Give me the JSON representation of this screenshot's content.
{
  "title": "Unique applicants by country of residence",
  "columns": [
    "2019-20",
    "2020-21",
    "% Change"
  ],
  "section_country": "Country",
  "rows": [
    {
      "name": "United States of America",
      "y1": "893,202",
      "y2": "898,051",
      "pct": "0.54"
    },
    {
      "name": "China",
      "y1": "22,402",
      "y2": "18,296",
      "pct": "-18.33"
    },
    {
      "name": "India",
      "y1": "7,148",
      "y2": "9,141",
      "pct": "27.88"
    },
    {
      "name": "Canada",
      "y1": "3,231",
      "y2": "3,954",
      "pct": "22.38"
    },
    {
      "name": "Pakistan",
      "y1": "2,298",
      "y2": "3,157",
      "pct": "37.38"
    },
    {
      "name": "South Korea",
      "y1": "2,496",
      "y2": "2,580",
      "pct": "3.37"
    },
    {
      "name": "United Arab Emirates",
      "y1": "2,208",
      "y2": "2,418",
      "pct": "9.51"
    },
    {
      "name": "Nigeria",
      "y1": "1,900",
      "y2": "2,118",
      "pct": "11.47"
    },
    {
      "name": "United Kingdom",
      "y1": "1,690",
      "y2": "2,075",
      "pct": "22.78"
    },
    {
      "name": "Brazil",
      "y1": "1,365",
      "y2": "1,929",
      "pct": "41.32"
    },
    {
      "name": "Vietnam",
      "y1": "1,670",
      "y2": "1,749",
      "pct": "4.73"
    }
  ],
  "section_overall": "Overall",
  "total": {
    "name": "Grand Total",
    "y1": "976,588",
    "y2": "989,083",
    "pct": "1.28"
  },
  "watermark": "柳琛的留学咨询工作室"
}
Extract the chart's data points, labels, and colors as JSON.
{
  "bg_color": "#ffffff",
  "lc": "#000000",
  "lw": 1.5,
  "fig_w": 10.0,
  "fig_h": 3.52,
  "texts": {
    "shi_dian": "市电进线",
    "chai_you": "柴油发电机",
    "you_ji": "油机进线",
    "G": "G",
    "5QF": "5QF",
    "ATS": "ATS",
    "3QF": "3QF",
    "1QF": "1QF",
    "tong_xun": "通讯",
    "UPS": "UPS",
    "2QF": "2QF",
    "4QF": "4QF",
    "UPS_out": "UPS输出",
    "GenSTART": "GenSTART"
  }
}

___

_What is expected:_ Look through the entries above and report the number of lines that contain "JSON". Write only the number.

_Exercise output:_ 2